*EXERCISE GOAL:* Identify all lines in the data containing the string "units". Copy them out.

▼▼▼

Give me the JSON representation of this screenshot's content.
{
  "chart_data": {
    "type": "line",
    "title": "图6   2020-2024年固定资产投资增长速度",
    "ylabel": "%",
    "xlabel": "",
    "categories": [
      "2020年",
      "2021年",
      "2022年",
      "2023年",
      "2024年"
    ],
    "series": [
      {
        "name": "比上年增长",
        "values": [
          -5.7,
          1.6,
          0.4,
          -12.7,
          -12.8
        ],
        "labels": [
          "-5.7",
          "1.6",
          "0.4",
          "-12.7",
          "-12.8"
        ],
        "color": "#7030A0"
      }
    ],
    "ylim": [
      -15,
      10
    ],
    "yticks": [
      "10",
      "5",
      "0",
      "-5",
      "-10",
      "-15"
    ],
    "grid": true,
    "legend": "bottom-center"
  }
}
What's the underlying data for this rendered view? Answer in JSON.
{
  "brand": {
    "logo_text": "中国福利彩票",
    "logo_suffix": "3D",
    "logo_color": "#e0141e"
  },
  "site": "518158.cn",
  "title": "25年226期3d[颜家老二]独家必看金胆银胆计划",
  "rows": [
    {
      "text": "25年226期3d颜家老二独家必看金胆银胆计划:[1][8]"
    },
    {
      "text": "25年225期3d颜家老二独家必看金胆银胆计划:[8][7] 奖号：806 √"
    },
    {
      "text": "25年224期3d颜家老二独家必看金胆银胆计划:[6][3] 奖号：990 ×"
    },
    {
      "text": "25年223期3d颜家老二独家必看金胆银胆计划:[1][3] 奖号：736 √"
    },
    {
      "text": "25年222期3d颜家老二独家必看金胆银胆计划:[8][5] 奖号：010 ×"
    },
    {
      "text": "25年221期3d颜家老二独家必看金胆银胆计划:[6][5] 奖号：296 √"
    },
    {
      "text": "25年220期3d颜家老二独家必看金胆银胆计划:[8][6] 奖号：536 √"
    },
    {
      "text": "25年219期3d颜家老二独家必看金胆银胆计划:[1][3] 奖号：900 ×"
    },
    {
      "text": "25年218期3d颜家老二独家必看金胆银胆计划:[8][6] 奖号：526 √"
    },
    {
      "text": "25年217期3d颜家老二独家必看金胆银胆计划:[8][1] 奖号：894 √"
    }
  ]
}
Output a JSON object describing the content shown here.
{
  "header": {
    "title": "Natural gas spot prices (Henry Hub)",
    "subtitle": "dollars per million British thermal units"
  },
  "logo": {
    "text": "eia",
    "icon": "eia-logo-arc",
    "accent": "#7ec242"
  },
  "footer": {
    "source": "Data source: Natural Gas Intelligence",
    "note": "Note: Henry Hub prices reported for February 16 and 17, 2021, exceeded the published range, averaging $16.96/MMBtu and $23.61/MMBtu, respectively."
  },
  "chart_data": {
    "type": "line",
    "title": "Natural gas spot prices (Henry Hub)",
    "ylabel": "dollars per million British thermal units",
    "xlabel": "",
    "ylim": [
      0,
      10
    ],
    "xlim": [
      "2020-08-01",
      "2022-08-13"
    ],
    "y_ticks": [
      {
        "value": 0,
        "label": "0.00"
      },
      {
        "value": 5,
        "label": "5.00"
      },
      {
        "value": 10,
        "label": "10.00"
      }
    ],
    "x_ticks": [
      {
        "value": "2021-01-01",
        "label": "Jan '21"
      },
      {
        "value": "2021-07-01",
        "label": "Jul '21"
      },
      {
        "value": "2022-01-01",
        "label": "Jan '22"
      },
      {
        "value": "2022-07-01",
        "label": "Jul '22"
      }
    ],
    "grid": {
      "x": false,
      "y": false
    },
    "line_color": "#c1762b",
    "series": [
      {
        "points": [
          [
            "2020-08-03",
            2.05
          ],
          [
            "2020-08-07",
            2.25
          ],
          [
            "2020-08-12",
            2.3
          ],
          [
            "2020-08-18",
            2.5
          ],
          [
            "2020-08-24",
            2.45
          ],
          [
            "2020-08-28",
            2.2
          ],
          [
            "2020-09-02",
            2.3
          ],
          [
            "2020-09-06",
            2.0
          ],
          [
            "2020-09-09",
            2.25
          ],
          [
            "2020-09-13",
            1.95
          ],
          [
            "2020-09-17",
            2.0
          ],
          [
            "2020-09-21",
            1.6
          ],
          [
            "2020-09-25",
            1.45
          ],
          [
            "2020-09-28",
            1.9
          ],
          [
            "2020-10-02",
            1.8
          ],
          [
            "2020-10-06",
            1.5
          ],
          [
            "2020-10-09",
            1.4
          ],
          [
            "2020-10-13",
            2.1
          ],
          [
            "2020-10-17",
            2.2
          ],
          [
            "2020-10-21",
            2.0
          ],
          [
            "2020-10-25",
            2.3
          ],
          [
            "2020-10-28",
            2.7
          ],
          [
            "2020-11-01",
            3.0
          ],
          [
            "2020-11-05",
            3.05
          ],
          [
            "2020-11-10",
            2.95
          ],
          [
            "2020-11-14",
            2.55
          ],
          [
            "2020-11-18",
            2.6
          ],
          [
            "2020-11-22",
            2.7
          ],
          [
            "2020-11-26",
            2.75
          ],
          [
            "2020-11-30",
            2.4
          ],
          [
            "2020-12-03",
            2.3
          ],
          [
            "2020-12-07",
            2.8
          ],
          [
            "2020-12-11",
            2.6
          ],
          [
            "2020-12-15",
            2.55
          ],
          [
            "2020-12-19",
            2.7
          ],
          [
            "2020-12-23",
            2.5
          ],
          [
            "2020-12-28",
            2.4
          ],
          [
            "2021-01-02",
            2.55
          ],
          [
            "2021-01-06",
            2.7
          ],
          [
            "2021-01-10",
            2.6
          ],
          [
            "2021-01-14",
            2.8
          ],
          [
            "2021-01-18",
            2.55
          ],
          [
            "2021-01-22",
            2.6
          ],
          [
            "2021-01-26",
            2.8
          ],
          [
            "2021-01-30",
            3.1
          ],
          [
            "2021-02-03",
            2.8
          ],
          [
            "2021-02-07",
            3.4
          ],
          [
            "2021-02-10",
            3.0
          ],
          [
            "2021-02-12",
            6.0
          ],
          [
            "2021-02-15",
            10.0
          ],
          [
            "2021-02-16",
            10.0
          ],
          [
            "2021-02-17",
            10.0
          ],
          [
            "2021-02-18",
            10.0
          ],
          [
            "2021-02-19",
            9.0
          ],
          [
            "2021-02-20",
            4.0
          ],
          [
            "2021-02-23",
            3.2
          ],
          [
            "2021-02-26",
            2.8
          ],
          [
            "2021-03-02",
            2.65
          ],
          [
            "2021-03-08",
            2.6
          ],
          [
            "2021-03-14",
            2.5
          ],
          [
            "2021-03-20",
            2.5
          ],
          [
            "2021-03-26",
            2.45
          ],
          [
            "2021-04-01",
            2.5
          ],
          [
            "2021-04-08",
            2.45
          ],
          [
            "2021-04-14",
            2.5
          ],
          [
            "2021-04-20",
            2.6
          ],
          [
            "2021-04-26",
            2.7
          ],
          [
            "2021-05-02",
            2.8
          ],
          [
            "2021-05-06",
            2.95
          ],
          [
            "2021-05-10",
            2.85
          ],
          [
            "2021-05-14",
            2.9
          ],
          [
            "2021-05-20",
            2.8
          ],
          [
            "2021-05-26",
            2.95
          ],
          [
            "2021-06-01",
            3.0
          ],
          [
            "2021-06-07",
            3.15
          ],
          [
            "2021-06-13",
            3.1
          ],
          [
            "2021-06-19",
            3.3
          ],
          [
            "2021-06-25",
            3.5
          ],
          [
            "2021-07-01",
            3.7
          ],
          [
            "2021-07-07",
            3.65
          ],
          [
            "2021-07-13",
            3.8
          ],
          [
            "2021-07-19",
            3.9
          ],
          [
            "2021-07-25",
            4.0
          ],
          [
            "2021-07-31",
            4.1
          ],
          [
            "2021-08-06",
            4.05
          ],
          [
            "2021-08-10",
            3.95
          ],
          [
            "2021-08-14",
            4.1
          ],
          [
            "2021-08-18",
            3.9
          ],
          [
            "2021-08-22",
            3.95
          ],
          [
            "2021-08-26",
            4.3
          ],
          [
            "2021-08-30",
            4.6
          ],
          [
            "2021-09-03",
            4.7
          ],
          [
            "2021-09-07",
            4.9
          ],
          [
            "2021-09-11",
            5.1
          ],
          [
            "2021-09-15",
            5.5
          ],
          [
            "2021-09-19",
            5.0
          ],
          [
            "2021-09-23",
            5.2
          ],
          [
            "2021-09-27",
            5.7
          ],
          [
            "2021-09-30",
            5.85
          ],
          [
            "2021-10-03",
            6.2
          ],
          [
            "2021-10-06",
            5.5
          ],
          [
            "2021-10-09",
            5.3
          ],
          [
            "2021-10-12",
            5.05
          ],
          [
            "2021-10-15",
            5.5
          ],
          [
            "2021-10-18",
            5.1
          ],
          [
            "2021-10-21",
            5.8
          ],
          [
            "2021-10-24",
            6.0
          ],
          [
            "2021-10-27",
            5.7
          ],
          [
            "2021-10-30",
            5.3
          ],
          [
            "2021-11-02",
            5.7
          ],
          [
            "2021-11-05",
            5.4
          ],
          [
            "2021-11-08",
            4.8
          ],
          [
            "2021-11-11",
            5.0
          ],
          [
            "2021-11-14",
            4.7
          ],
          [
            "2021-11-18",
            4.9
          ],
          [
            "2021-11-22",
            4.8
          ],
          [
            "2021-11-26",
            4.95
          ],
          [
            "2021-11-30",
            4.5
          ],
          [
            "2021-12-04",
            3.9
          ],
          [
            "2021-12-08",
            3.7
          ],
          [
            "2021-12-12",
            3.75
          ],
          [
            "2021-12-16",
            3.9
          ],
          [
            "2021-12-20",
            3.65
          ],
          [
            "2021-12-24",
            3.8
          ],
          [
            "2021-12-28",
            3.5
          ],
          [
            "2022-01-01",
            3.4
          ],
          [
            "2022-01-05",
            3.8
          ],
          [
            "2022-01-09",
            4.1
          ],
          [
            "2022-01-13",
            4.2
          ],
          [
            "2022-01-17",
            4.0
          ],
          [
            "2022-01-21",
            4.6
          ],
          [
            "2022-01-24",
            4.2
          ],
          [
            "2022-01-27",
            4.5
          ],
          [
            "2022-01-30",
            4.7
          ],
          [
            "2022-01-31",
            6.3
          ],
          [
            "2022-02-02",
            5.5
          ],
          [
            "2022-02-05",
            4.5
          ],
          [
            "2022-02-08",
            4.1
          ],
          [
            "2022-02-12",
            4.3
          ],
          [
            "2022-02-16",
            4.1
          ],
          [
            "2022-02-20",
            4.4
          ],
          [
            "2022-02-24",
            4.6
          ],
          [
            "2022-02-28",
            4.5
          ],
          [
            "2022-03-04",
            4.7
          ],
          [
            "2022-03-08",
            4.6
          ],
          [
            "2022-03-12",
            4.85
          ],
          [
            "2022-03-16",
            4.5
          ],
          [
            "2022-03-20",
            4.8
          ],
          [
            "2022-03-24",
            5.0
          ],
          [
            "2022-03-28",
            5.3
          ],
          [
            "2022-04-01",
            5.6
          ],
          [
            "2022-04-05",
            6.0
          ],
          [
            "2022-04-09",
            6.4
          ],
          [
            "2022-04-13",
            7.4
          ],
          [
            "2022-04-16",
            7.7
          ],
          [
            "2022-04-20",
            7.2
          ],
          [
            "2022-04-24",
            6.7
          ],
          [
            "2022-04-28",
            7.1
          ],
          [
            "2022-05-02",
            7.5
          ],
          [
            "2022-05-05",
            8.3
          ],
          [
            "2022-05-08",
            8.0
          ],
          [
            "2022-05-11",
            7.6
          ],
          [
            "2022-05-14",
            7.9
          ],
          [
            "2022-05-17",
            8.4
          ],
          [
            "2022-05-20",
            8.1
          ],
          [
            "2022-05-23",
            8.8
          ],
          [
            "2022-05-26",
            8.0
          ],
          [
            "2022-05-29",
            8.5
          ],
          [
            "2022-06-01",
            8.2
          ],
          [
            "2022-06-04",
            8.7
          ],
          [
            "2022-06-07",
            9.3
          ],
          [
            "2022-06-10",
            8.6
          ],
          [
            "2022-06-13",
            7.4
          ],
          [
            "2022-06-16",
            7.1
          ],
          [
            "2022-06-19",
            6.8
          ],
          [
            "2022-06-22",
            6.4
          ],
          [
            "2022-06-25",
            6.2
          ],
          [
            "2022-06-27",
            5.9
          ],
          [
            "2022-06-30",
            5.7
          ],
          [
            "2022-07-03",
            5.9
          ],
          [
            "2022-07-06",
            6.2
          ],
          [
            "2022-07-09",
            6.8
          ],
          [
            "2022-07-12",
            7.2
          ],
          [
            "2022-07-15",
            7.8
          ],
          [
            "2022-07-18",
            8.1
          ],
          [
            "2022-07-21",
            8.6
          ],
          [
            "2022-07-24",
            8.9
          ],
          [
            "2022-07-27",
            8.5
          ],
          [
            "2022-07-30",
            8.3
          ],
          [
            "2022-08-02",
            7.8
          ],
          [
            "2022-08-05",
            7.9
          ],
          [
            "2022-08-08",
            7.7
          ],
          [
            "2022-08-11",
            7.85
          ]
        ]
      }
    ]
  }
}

▲▲▲

*EXERCISE ANSWER:*
    "subtitle": "dollars per million British thermal units"
    "ylabel": "dollars per million British thermal units",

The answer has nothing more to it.